Data records »
-- begin --

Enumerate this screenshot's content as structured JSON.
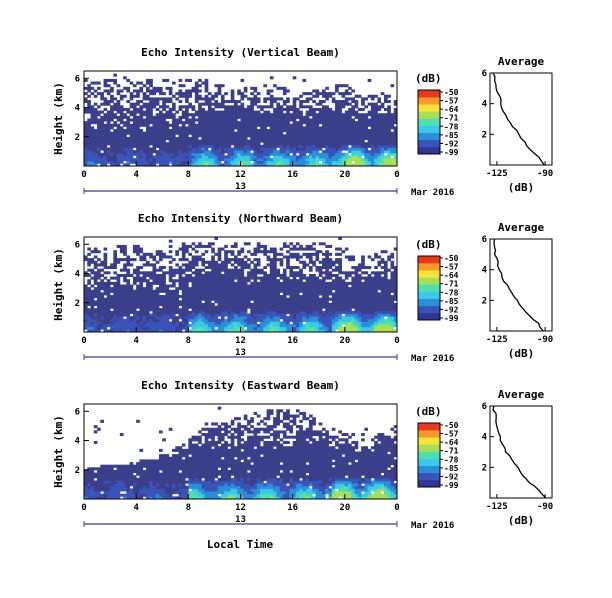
{
  "figure": {
    "xlabel": "Local Time",
    "date_label": "Mar 2016",
    "day_label": "13",
    "colorbar_title": "(dB)",
    "colorbar_ticks": [
      "-50",
      "-57",
      "-64",
      "-71",
      "-78",
      "-85",
      "-92",
      "-99"
    ],
    "colormap": [
      "#313695",
      "#3a53b8",
      "#2b8fd8",
      "#3cc8e8",
      "#4fe0b0",
      "#a6e05a",
      "#f7e33a",
      "#f79a2a",
      "#e8391e"
    ],
    "background_color": "#3b3f8a"
  },
  "chart_data": [
    {
      "type": "heatmap",
      "title": "Echo Intensity (Vertical Beam)",
      "ylabel": "Height (km)",
      "x_ticks": [
        "0",
        "4",
        "8",
        "12",
        "16",
        "20",
        "0"
      ],
      "y_ticks": [
        "6",
        "4",
        "2"
      ],
      "x_range": [
        0,
        24
      ],
      "y_range": [
        0,
        6.5
      ],
      "value_range_db": [
        -99,
        -50
      ],
      "top_height_km": [
        6,
        6,
        6,
        6,
        6,
        6,
        6,
        6,
        6,
        5.8,
        5.6,
        5.4,
        5.5,
        5.5,
        5.6,
        5.4,
        5.0,
        5.2,
        5.4,
        5.6,
        5.3,
        4.9,
        5.0,
        5.1
      ],
      "lowest_gap_km": [
        2.6,
        2.6,
        2.6,
        2.6,
        2.6,
        2.6,
        2.6,
        2.6,
        2.6,
        3.6,
        3.8,
        3.8,
        3.6,
        3.5,
        3.6,
        3.6,
        3.4,
        3.6,
        3.8,
        3.6,
        3.4,
        3.2,
        3.4,
        3.6
      ],
      "average": {
        "title": "Average",
        "xlabel": "(dB)",
        "x_ticks": [
          "-125",
          "-90"
        ],
        "y_ticks": [
          "6",
          "4",
          "2"
        ],
        "x_range": [
          -130,
          -85
        ],
        "y_range": [
          0,
          6
        ],
        "profile_db": [
          -90,
          -92,
          -95,
          -98,
          -101,
          -103,
          -105,
          -107,
          -109,
          -111,
          -113,
          -115,
          -117,
          -119,
          -120,
          -121,
          -122,
          -122,
          -123,
          -124,
          -125,
          -126,
          -127,
          -127,
          -127
        ],
        "profile_height_km": [
          0.0,
          0.25,
          0.5,
          0.75,
          1.0,
          1.25,
          1.5,
          1.75,
          2.0,
          2.25,
          2.5,
          2.75,
          3.0,
          3.25,
          3.5,
          3.75,
          4.0,
          4.25,
          4.5,
          4.75,
          5.0,
          5.25,
          5.5,
          5.75,
          6.0
        ]
      }
    },
    {
      "type": "heatmap",
      "title": "Echo Intensity (Northward Beam)",
      "ylabel": "Height (km)",
      "x_ticks": [
        "0",
        "4",
        "8",
        "12",
        "16",
        "20",
        "0"
      ],
      "y_ticks": [
        "6",
        "4",
        "2"
      ],
      "x_range": [
        0,
        24
      ],
      "y_range": [
        0,
        6.5
      ],
      "value_range_db": [
        -99,
        -50
      ],
      "top_height_km": [
        6,
        6,
        6,
        6,
        6,
        6,
        6,
        6,
        6.2,
        6.2,
        6.2,
        6.2,
        6.2,
        6.2,
        6.2,
        6.2,
        6.2,
        6.2,
        6.0,
        5.8,
        5.5,
        5.2,
        5.6,
        5.8
      ],
      "lowest_gap_km": [
        2.2,
        2.4,
        2.2,
        2.6,
        2.5,
        2.5,
        2.5,
        2.6,
        3.8,
        3.9,
        3.9,
        3.9,
        3.6,
        3.4,
        3.4,
        3.5,
        3.4,
        3.6,
        3.4,
        3.3,
        3.4,
        3.3,
        3.5,
        3.6
      ],
      "average": {
        "title": "Average",
        "xlabel": "(dB)",
        "x_ticks": [
          "-125",
          "-90"
        ],
        "y_ticks": [
          "6",
          "4",
          "2"
        ],
        "x_range": [
          -130,
          -85
        ],
        "y_range": [
          0,
          6
        ],
        "profile_db": [
          -91,
          -93,
          -95,
          -98,
          -101,
          -104,
          -106,
          -108,
          -110,
          -112,
          -114,
          -116,
          -118,
          -120,
          -121,
          -122,
          -123,
          -124,
          -124,
          -125,
          -126,
          -126,
          -127,
          -127,
          -127
        ],
        "profile_height_km": [
          0.0,
          0.25,
          0.5,
          0.75,
          1.0,
          1.25,
          1.5,
          1.75,
          2.0,
          2.25,
          2.5,
          2.75,
          3.0,
          3.25,
          3.5,
          3.75,
          4.0,
          4.25,
          4.5,
          4.75,
          5.0,
          5.25,
          5.5,
          5.75,
          6.0
        ]
      }
    },
    {
      "type": "heatmap",
      "title": "Echo Intensity (Eastward Beam)",
      "ylabel": "Height (km)",
      "x_ticks": [
        "0",
        "4",
        "8",
        "12",
        "16",
        "20",
        "0"
      ],
      "y_ticks": [
        "6",
        "4",
        "2"
      ],
      "x_range": [
        0,
        24
      ],
      "y_range": [
        0,
        6.5
      ],
      "value_range_db": [
        -99,
        -50
      ],
      "top_height_km": [
        2.2,
        2.2,
        2.4,
        2.3,
        2.6,
        2.8,
        3.2,
        3.6,
        4.5,
        5.4,
        5.2,
        5.6,
        5.8,
        6.0,
        6.1,
        6.2,
        6.0,
        5.6,
        5.0,
        4.6,
        4.2,
        4.0,
        4.8,
        5.2
      ],
      "lowest_gap_km": [
        2.2,
        2.2,
        2.4,
        2.3,
        2.6,
        2.8,
        2.6,
        2.8,
        3.4,
        3.8,
        3.6,
        3.6,
        3.4,
        3.4,
        3.4,
        3.6,
        3.4,
        3.4,
        3.6,
        3.4,
        3.2,
        3.3,
        3.4,
        3.6
      ],
      "average": {
        "title": "Average",
        "xlabel": "(dB)",
        "x_ticks": [
          "-125",
          "-90"
        ],
        "y_ticks": [
          "6",
          "4",
          "2"
        ],
        "x_range": [
          -130,
          -85
        ],
        "y_range": [
          0,
          6
        ],
        "profile_db": [
          -90,
          -92,
          -95,
          -98,
          -101,
          -104,
          -106,
          -108,
          -110,
          -112,
          -114,
          -116,
          -118,
          -119,
          -121,
          -122,
          -123,
          -124,
          -124,
          -125,
          -125,
          -126,
          -126,
          -127,
          -127
        ],
        "profile_height_km": [
          0.0,
          0.25,
          0.5,
          0.75,
          1.0,
          1.25,
          1.5,
          1.75,
          2.0,
          2.25,
          2.5,
          2.75,
          3.0,
          3.25,
          3.5,
          3.75,
          4.0,
          4.25,
          4.5,
          4.75,
          5.0,
          5.25,
          5.5,
          5.75,
          6.0
        ]
      }
    }
  ]
}
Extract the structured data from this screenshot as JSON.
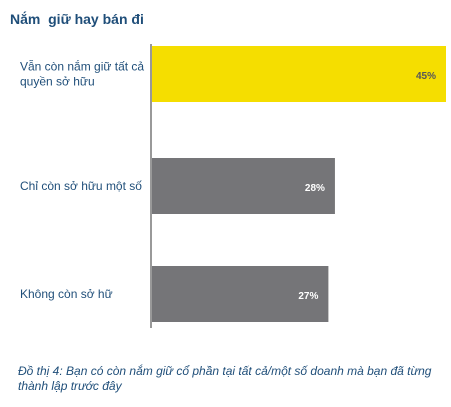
{
  "chart_data": {
    "type": "bar",
    "orientation": "horizontal",
    "title": "Nắm  giữ hay bán đi",
    "categories": [
      [
        "Vẫn còn nắm giữ tất cả",
        "quyền sở hữu"
      ],
      [
        "Chỉ còn sở hữu một số"
      ],
      [
        "Không còn sở hữ"
      ]
    ],
    "values": [
      45,
      28,
      27
    ],
    "value_labels": [
      "45%",
      "28%",
      "27%"
    ],
    "bar_colors": [
      "#f5de00",
      "#757578",
      "#757578"
    ],
    "value_label_colors": [
      "#55555a",
      "#ffffff",
      "#ffffff"
    ],
    "xlim": [
      0,
      45
    ],
    "grid": false,
    "legend": "none"
  },
  "caption": "Đồ thị 4: Bạn có còn nắm giữ cổ phần tại tất cả/một số doanh mà bạn đã từng thành lập trước đây"
}
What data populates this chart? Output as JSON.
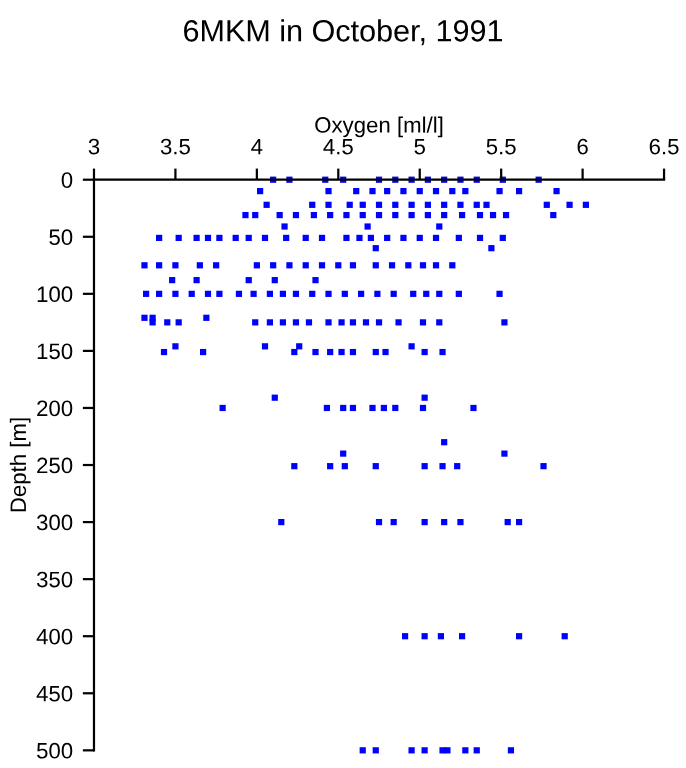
{
  "chart_data": {
    "type": "scatter",
    "title": "6MKM in October, 1991",
    "xlabel": "Oxygen [ml/l]",
    "ylabel": "Depth [m]",
    "xlim": [
      3,
      6.5
    ],
    "xticks": [
      3,
      3.5,
      4,
      4.5,
      5,
      5.5,
      6,
      6.5
    ],
    "ylim": [
      500,
      0
    ],
    "yticks": [
      0,
      50,
      100,
      150,
      200,
      250,
      300,
      350,
      400,
      450,
      500
    ],
    "grid": false,
    "legend": false,
    "marker": "square",
    "series": [
      {
        "color": "#0000ff",
        "x": [
          4.1,
          4.2,
          4.42,
          4.53,
          4.75,
          4.85,
          4.95,
          5.05,
          5.15,
          5.25,
          5.35,
          5.51,
          5.73
        ],
        "values": [
          0,
          0,
          0,
          0,
          0,
          0,
          0,
          0,
          0,
          0,
          0,
          0,
          0
        ]
      },
      {
        "color": "#0000ff",
        "x": [
          4.02,
          4.44,
          4.61,
          4.71,
          4.8,
          4.9,
          5.0,
          5.1,
          5.2,
          5.28,
          5.49,
          5.61,
          5.84
        ],
        "values": [
          10,
          10,
          10,
          10,
          10,
          10,
          10,
          10,
          10,
          10,
          10,
          10,
          10
        ]
      },
      {
        "color": "#0000ff",
        "x": [
          4.06,
          4.34,
          4.44,
          4.57,
          4.65,
          4.75,
          4.85,
          4.95,
          5.05,
          5.15,
          5.25,
          5.35,
          5.41,
          5.78,
          5.92,
          6.02
        ],
        "values": [
          22,
          22,
          22,
          22,
          22,
          22,
          22,
          22,
          22,
          22,
          22,
          22,
          22,
          22,
          22,
          22
        ]
      },
      {
        "color": "#0000ff",
        "x": [
          3.93,
          3.99,
          4.14,
          4.24,
          4.35,
          4.45,
          4.55,
          4.65,
          4.75,
          4.85,
          4.95,
          5.05,
          5.15,
          5.26,
          5.37,
          5.45,
          5.53,
          5.82
        ],
        "values": [
          31,
          31,
          31,
          31,
          31,
          31,
          31,
          31,
          31,
          31,
          31,
          31,
          31,
          31,
          31,
          31,
          31,
          31
        ]
      },
      {
        "color": "#0000ff",
        "x": [
          4.17,
          4.68,
          5.12
        ],
        "values": [
          41,
          41,
          41
        ]
      },
      {
        "color": "#0000ff",
        "x": [
          3.4,
          3.52,
          3.63,
          3.7,
          3.77,
          3.87,
          3.95,
          4.05,
          4.18,
          4.3,
          4.4,
          4.55,
          4.63,
          4.7,
          4.8,
          4.9,
          5.0,
          5.1,
          5.24,
          5.37,
          5.51
        ],
        "values": [
          51,
          51,
          51,
          51,
          51,
          51,
          51,
          51,
          51,
          51,
          51,
          51,
          51,
          51,
          51,
          51,
          51,
          51,
          51,
          51,
          51
        ]
      },
      {
        "color": "#0000ff",
        "x": [
          4.73,
          5.44
        ],
        "values": [
          60,
          60
        ]
      },
      {
        "color": "#0000ff",
        "x": [
          3.31,
          3.4,
          3.5,
          3.65,
          3.75,
          4.0,
          4.1,
          4.2,
          4.3,
          4.4,
          4.5,
          4.59,
          4.73,
          4.83,
          4.93,
          5.02,
          5.1,
          5.2
        ],
        "values": [
          75,
          75,
          75,
          75,
          75,
          75,
          75,
          75,
          75,
          75,
          75,
          75,
          75,
          75,
          75,
          75,
          75,
          75
        ]
      },
      {
        "color": "#0000ff",
        "x": [
          3.48,
          3.63,
          3.95,
          4.11,
          4.36
        ],
        "values": [
          88,
          88,
          88,
          88,
          88
        ]
      },
      {
        "color": "#0000ff",
        "x": [
          3.32,
          3.4,
          3.5,
          3.6,
          3.7,
          3.77,
          3.89,
          3.98,
          4.08,
          4.16,
          4.24,
          4.34,
          4.44,
          4.54,
          4.64,
          4.74,
          4.84,
          4.96,
          5.04,
          5.12,
          5.24,
          5.49
        ],
        "values": [
          100,
          100,
          100,
          100,
          100,
          100,
          100,
          100,
          100,
          100,
          100,
          100,
          100,
          100,
          100,
          100,
          100,
          100,
          100,
          100,
          100,
          100
        ]
      },
      {
        "color": "#0000ff",
        "x": [
          3.31,
          3.36,
          3.69
        ],
        "values": [
          121,
          121,
          121
        ]
      },
      {
        "color": "#0000ff",
        "x": [
          3.36,
          3.45,
          3.52,
          3.99,
          4.08,
          4.16,
          4.24,
          4.32,
          4.44,
          4.52,
          4.59,
          4.67,
          4.75,
          4.87,
          5.02,
          5.12,
          5.52
        ],
        "values": [
          125,
          125,
          125,
          125,
          125,
          125,
          125,
          125,
          125,
          125,
          125,
          125,
          125,
          125,
          125,
          125,
          125
        ]
      },
      {
        "color": "#0000ff",
        "x": [
          3.5,
          4.05,
          4.26,
          4.95
        ],
        "values": [
          146,
          146,
          146,
          146
        ]
      },
      {
        "color": "#0000ff",
        "x": [
          3.43,
          3.67,
          4.23,
          4.36,
          4.45,
          4.52,
          4.59,
          4.73,
          4.79,
          5.03,
          5.14
        ],
        "values": [
          151,
          151,
          151,
          151,
          151,
          151,
          151,
          151,
          151,
          151,
          151
        ]
      },
      {
        "color": "#0000ff",
        "x": [
          4.11,
          5.03
        ],
        "values": [
          191,
          191
        ]
      },
      {
        "color": "#0000ff",
        "x": [
          3.79,
          4.43,
          4.53,
          4.59,
          4.71,
          4.78,
          4.85,
          5.02,
          5.33
        ],
        "values": [
          200,
          200,
          200,
          200,
          200,
          200,
          200,
          200,
          200
        ]
      },
      {
        "color": "#0000ff",
        "x": [
          5.15
        ],
        "values": [
          230
        ]
      },
      {
        "color": "#0000ff",
        "x": [
          4.53,
          5.52
        ],
        "values": [
          240,
          240
        ]
      },
      {
        "color": "#0000ff",
        "x": [
          4.23,
          4.45,
          4.54,
          4.73,
          5.03,
          5.14,
          5.23,
          5.76
        ],
        "values": [
          251,
          251,
          251,
          251,
          251,
          251,
          251,
          251
        ]
      },
      {
        "color": "#0000ff",
        "x": [
          4.15,
          4.75,
          4.84,
          5.03,
          5.15,
          5.25,
          5.54,
          5.61
        ],
        "values": [
          300,
          300,
          300,
          300,
          300,
          300,
          300,
          300
        ]
      },
      {
        "color": "#0000ff",
        "x": [
          4.91,
          5.03,
          5.13,
          5.26,
          5.61,
          5.89
        ],
        "values": [
          400,
          400,
          400,
          400,
          400,
          400
        ]
      },
      {
        "color": "#0000ff",
        "x": [
          4.65,
          4.73,
          4.95,
          5.03,
          5.14,
          5.17,
          5.28,
          5.35,
          5.56
        ],
        "values": [
          500,
          500,
          500,
          500,
          500,
          500,
          500,
          500,
          500
        ]
      }
    ]
  }
}
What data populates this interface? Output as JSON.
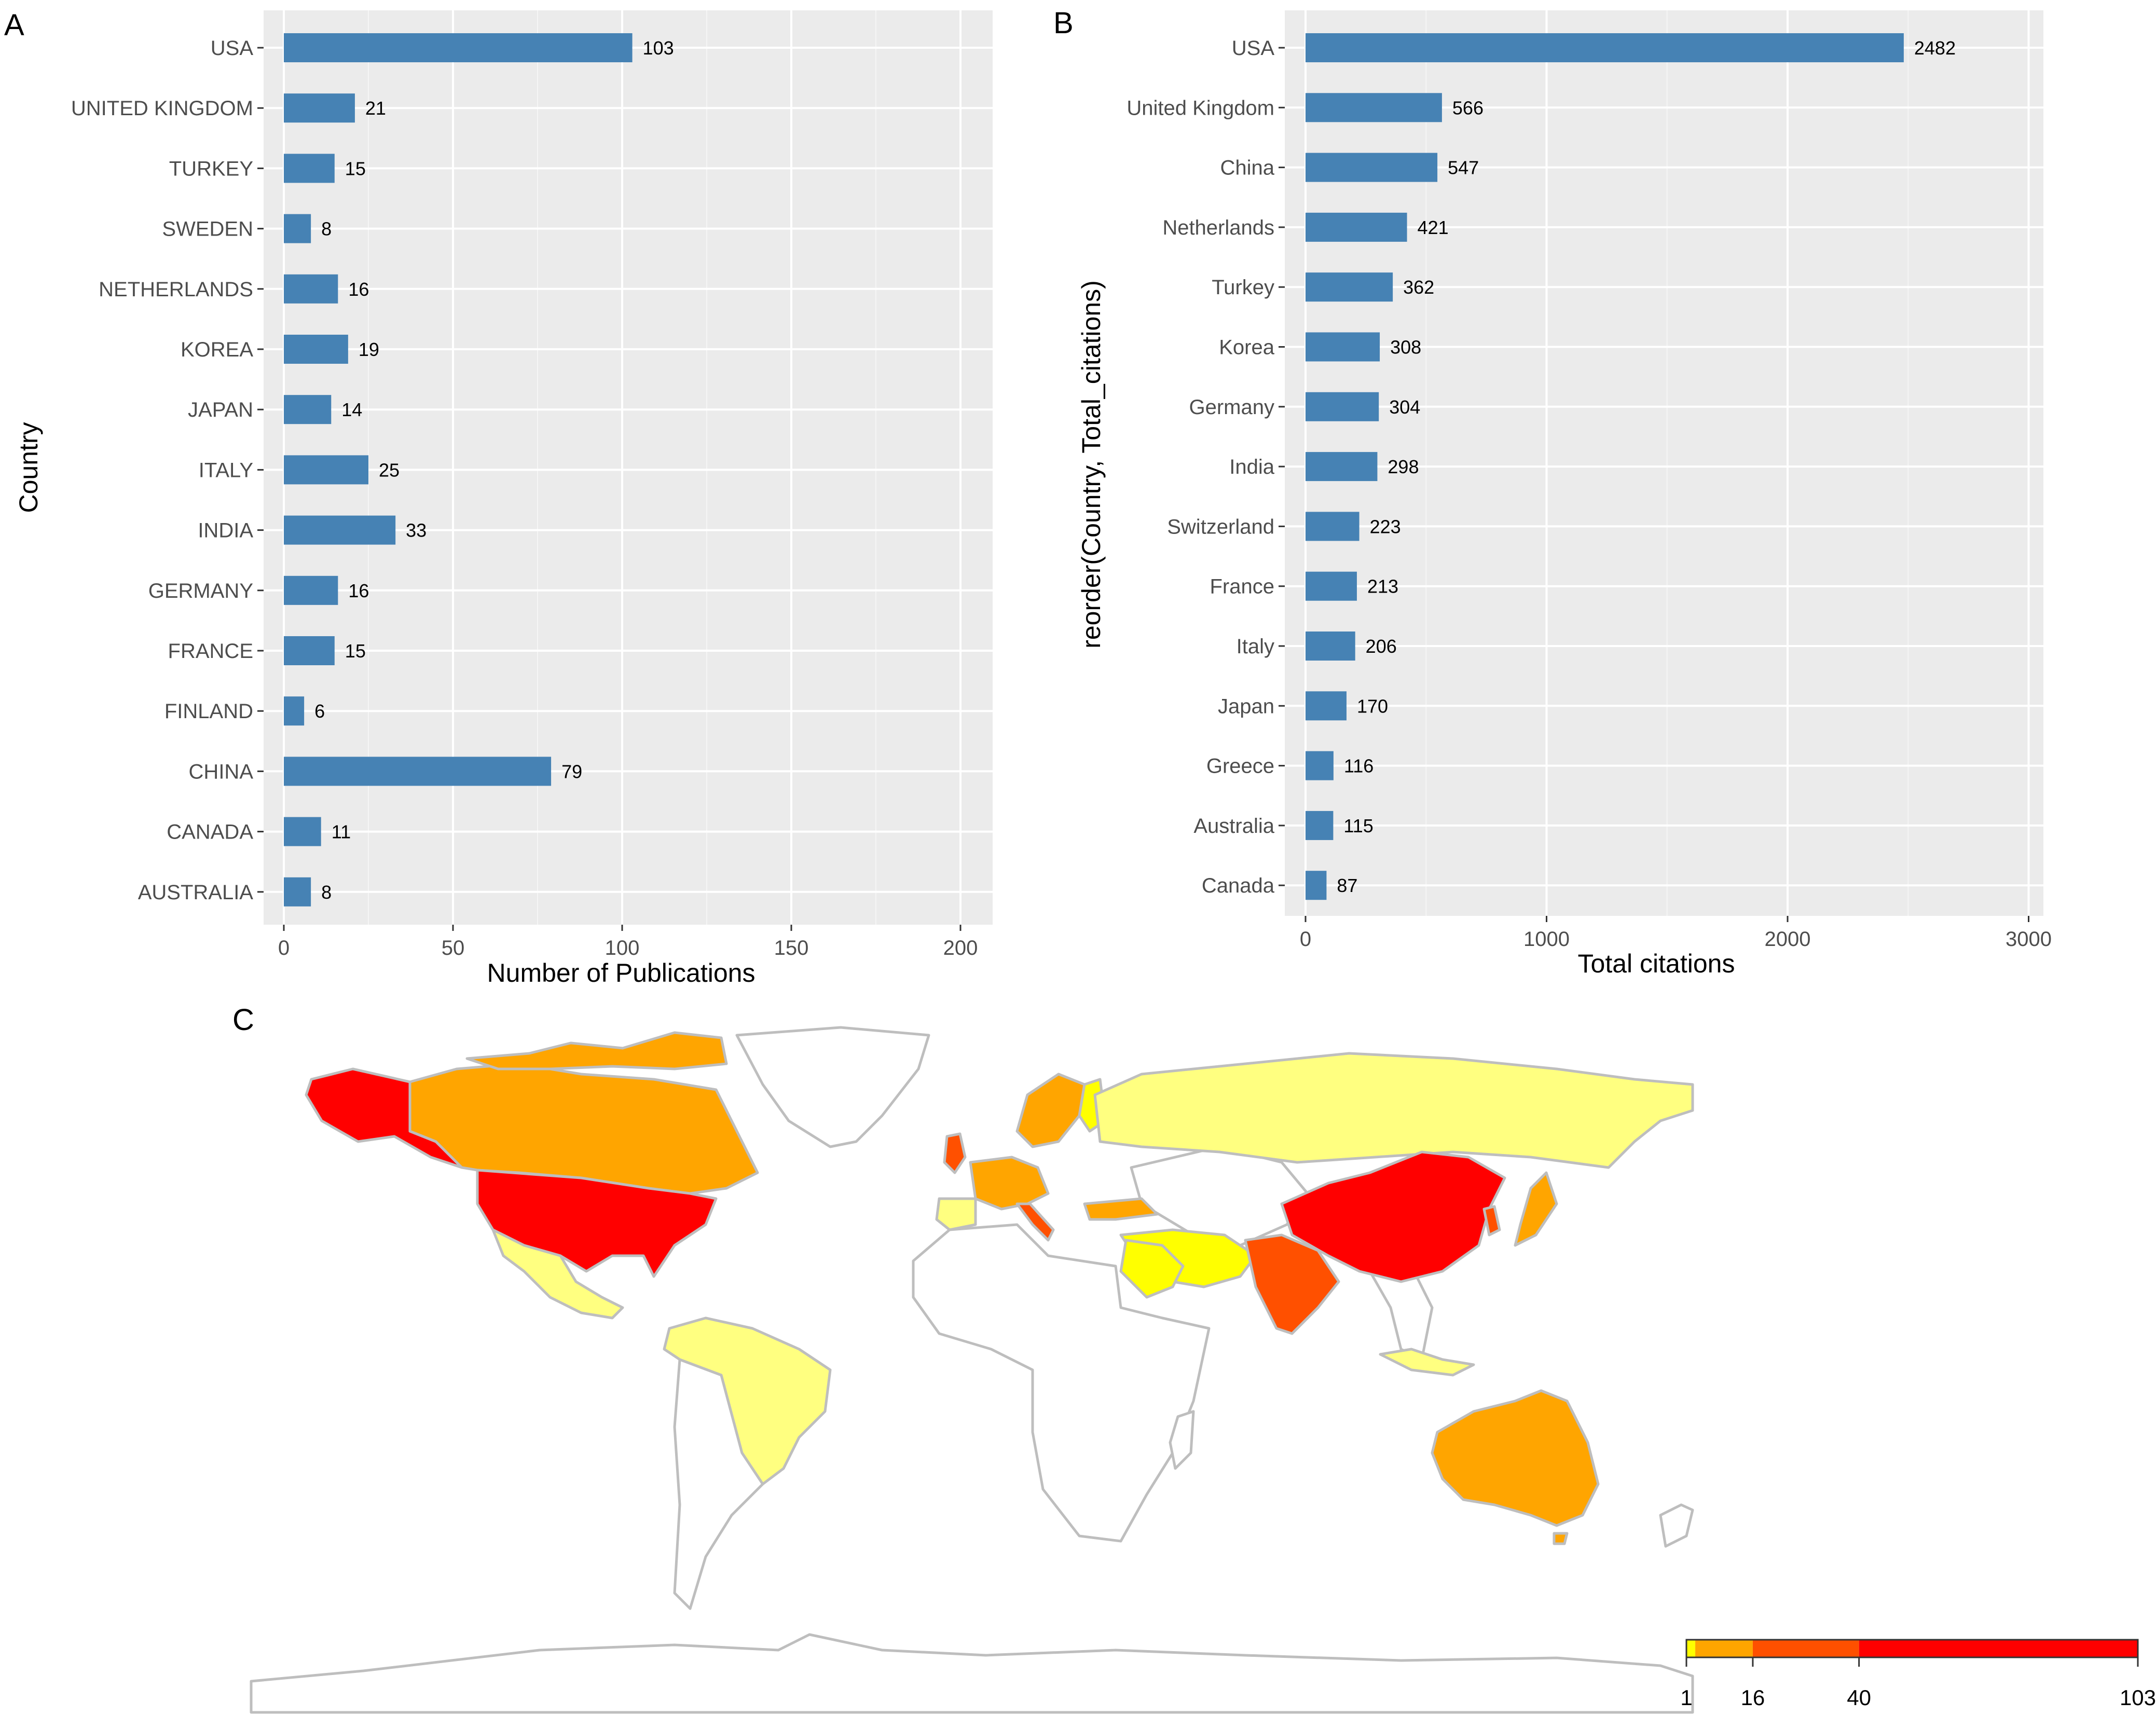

-- end --

Task instructions » Scan the entries above and work out how many lines include the word "Output"; the reply is that number alone.

Answer to this problem » 2